▶ **TÂCHE À RÉALISER 1**: Citez fidèlement le passage du texte sur l'union internationale des travailleurs qui s'ouvre sur les mots « Ainsi, la seule » et se clôt sur « cela encore aujourd’hui. ».
▶ **TÂCHE À RÉALISER 2**: D'après le texte sur l'union internationale des travailleurs, quelle est la seule frontière que reconnaît la CNT ?

▶ **TEXTE À LIRE**:
***
Prolétaires de tous les pays, unissons-nous

Publié lundi 17 janvier 2005
 

Pour diviser les travailleurEs, pour nous empêcher de nous unir, et ce, mondialement il existe un outil formidable : le racisme ou encore la xénophobie et autres nationalismes. Les patrons ont toujours compris cela hier comme aujourd’hui.

Ca les fait bien marrer, les patrons, de voir le blanc gueuler ou taper sur l’arabe pendant qu’eux ils continuent à compter les billets qu’aussi bien le blanc ou l’arabe lui ont amené. La classe patronale a très bien intégré son rôle : exploiter la population mondiale sans distinction de frontières, de nationalités, de couleurs de peau ou de religion. Par contre, elle s’est toujours servi des racismes et nationalismes pour nous diviser afin d’assurer son pouvoir et notre exploitation. Aux pires moments de l’histoire, c’est le patronat qui a permis l’arrivée au pouvoir des fascistes et des nazis. Il fallait alors détourner la haine qui leur était destinée, les boucs émissaires ont été les juifs, les tziganes... Aujourd’hui, on tente de nous la refaire avec les arabes ou les gens des pays de l’Est.

À la CNT, nous soutenons que notre classe est internationale. On nous rabâche sans cesse que l’économie est mondialisée. C’est vrai mais ce n’est pas nouveau. Et cette économie a un nom : l’exploitation capitaliste. Cette exploitation est internationale et il n’y a que le degré de celle-ci qui change. D’un gamin payé quelques cents de l’heure pour fabriquer des Nike en Inde à un vendeur de ces mêmes chaussures payés quelques euros de l’heure en France. Les deux se font voler une partie de la valeur de leur travail par leur patron.

Ainsi, la seule frontière que nous reconnaissons à la CNT c’est celle qui nous sépare de nos ennemis de classe : nos patrons. Notre combat ne se situe pas dans un cadre économique national mais bien international.

Ainsi, l’immigration n’est pas un problème pour nous, bien au contraire, c’est une richesse par le brassage des cultures et le métissage qu’elle apporte. Plus on s’unit dans la différence plus on s’enrichit. Par ailleurs, il serait mal venu de refuser l’immigration des peuples chez qui on est allé faire la guerre, faire des croisades, capturer des esclaves, transformer l’économie pour notre profit et cela encore aujourd’hui.

Après avoir saccagé leurs pays, on refuserait qu’ils viennent chez nous dans l’espoir de goûter à notre société de consommation construite sur la ruine, les cendres et le sang d’une immense partie de la planète.

Que ce soit par l’échange d’informations et la construction de luttes internationales ou par l’aide matérielle à la CNT la Solidarité Internationale n’est pas un mot creux. Nous sommes en relation avec de nombreuses organisations syndicales de base qui combattent contre l’oppression internationale du patronat.

Nous participons ainsi à la construction d’une coordination mondiale du combat contre le capitalisme.
***
[Entrées de la collection]
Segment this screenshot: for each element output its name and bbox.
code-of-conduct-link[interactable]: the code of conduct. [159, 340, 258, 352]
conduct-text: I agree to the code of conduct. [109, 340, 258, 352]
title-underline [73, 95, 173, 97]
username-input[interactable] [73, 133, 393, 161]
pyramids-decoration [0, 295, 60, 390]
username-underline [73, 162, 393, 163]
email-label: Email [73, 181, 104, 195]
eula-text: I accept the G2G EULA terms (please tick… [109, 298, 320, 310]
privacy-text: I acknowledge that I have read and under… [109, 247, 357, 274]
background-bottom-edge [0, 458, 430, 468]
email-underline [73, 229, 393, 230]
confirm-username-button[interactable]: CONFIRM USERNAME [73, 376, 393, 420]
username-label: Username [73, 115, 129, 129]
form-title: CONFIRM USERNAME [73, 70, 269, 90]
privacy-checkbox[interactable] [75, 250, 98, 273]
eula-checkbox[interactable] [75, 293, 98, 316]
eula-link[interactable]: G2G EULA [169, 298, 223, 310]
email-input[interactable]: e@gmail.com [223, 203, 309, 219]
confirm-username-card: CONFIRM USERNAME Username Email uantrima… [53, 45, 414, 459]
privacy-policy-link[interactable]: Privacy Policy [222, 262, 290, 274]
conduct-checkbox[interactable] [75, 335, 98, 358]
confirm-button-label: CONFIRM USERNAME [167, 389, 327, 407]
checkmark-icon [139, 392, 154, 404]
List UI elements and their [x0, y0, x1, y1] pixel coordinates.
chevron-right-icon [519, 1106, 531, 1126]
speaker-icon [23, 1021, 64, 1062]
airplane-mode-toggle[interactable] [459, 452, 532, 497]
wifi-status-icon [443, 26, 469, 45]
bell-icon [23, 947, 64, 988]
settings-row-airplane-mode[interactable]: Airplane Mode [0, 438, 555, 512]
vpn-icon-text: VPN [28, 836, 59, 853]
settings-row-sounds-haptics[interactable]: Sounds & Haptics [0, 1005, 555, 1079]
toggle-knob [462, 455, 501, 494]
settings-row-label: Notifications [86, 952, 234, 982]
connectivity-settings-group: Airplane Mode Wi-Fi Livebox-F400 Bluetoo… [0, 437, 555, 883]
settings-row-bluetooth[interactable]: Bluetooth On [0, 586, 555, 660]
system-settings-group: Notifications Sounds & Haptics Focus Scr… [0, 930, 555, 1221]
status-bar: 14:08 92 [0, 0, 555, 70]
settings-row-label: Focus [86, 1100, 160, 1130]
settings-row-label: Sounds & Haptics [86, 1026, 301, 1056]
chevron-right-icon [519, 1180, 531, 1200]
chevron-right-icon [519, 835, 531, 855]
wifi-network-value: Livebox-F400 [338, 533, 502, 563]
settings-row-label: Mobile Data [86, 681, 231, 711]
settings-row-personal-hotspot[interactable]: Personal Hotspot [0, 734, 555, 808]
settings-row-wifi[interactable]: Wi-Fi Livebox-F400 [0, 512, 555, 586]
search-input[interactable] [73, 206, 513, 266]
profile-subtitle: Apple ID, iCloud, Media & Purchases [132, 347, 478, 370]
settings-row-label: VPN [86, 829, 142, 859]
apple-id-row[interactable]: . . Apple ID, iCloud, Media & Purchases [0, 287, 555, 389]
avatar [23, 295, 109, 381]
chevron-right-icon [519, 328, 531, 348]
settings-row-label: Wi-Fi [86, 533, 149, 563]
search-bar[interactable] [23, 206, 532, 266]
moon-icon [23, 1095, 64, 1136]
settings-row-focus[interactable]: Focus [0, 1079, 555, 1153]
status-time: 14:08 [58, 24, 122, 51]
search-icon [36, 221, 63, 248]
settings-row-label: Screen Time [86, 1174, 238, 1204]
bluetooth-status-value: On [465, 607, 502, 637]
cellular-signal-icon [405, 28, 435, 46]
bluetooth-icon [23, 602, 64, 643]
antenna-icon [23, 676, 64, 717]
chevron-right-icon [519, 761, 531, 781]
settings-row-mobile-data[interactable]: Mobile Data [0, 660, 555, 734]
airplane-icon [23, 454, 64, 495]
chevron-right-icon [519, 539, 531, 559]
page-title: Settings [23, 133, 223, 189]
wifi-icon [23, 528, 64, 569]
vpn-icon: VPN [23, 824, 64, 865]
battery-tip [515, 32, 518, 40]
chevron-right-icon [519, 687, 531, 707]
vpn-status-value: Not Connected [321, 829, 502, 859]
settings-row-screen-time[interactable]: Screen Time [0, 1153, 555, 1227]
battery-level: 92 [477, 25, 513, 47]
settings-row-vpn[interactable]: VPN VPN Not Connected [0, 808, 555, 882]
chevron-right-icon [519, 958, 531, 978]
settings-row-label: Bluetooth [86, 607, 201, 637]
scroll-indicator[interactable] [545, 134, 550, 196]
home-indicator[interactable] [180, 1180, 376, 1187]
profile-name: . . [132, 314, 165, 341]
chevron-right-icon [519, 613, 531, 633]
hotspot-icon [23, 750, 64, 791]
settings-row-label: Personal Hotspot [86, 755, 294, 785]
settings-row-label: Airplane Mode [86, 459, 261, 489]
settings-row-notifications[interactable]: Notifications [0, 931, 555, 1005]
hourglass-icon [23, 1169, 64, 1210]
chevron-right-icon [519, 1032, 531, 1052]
***
▶ **RÉPONSE RÉDIGÉE 1**:
Ainsi, la seule frontière que nous reconnaissons à la CNT c’est celle qui nous sépare de nos ennemis de classe : nos patrons. Notre combat ne se situe pas dans un cadre économique national mais bien international.

Ainsi, l’immigration n’est pas un problème pour nous, bien au contraire, c’est une richesse par le brassage des cultures et le métissage qu’elle apporte. Plus on s’unit dans la différence plus on s’enrichit. Par ailleurs, il serait mal venu de refuser l’immigration des peuples chez qui on est allé faire la guerre, faire des croisades, capturer des esclaves, transformer l’économie pour notre profit et cela encore aujourd’hui.

▶ **RÉPONSE RÉDIGÉE 2**: Celle qui la sépare de ses ennemis de classe, c'est-à-dire les patrons.